Input for this task:
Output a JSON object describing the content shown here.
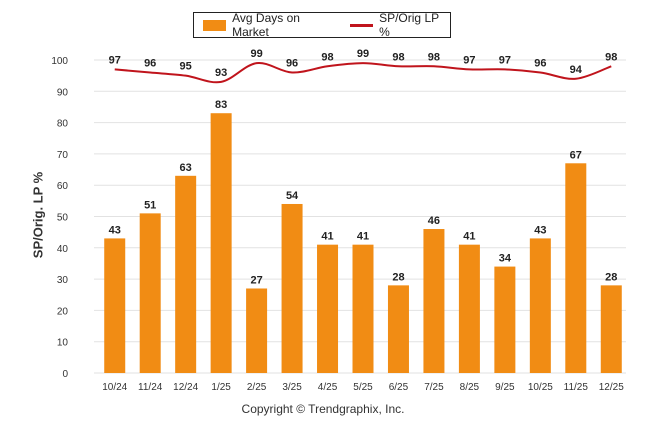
{
  "chart_data": {
    "type": "bar+line",
    "categories": [
      "10/24",
      "11/24",
      "12/24",
      "1/25",
      "2/25",
      "3/25",
      "4/25",
      "5/25",
      "6/25",
      "7/25",
      "8/25",
      "9/25",
      "10/25",
      "11/25",
      "12/25"
    ],
    "series": [
      {
        "name": "Avg Days on Market",
        "type": "bar",
        "color": "#f18c14",
        "values": [
          43,
          51,
          63,
          83,
          27,
          54,
          41,
          41,
          28,
          46,
          41,
          34,
          43,
          67,
          28
        ]
      },
      {
        "name": "SP/Orig LP %",
        "type": "line",
        "color": "#c0141c",
        "values": [
          97,
          96,
          95,
          93,
          99,
          96,
          98,
          99,
          98,
          98,
          97,
          97,
          96,
          94,
          98
        ]
      }
    ],
    "ylabel": "SP/Orig. LP %",
    "xlabel": "",
    "ylim": [
      0,
      100
    ],
    "yticks": [
      0,
      10,
      20,
      30,
      40,
      50,
      60,
      70,
      80,
      90,
      100
    ],
    "grid": true,
    "legend_position": "top-center"
  },
  "footer": {
    "copyright": "Copyright © Trendgraphix, Inc."
  }
}
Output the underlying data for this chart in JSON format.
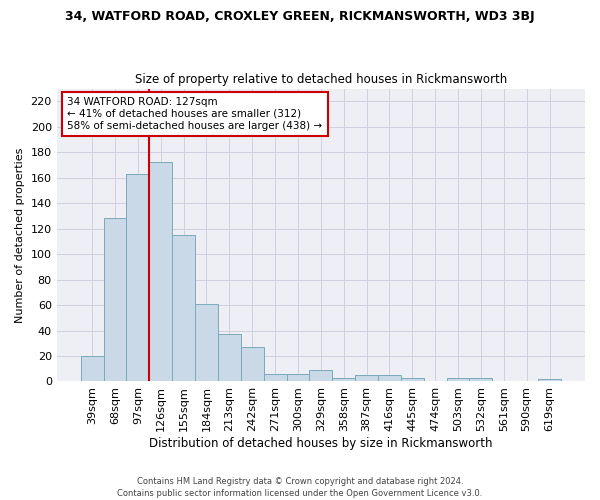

Work to complete:
Pictures are excluded; repeat every record exactly.

Expected answer:
Output a JSON object describing the content shown here.
{
  "chart_data": {
    "type": "bar+line",
    "categories": [
      "10/24",
      "11/24",
      "12/24",
      "1/25",
      "2/25",
      "3/25",
      "4/25",
      "5/25",
      "6/25",
      "7/25",
      "8/25",
      "9/25",
      "10/25",
      "11/25",
      "12/25"
    ],
    "series": [
      {
        "name": "Avg Days on Market",
        "type": "bar",
        "color": "#f18c14",
        "values": [
          43,
          51,
          63,
          83,
          27,
          54,
          41,
          41,
          28,
          46,
          41,
          34,
          43,
          67,
          28
        ]
      },
      {
        "name": "SP/Orig LP %",
        "type": "line",
        "color": "#c0141c",
        "values": [
          97,
          96,
          95,
          93,
          99,
          96,
          98,
          99,
          98,
          98,
          97,
          97,
          96,
          94,
          98
        ]
      }
    ],
    "ylabel": "SP/Orig. LP %",
    "xlabel": "",
    "ylim": [
      0,
      100
    ],
    "yticks": [
      0,
      10,
      20,
      30,
      40,
      50,
      60,
      70,
      80,
      90,
      100
    ],
    "grid": true,
    "legend_position": "top-center"
  },
  "footer": {
    "copyright": "Copyright © Trendgraphix, Inc."
  }
}
Output the underlying data for this chart in JSON format.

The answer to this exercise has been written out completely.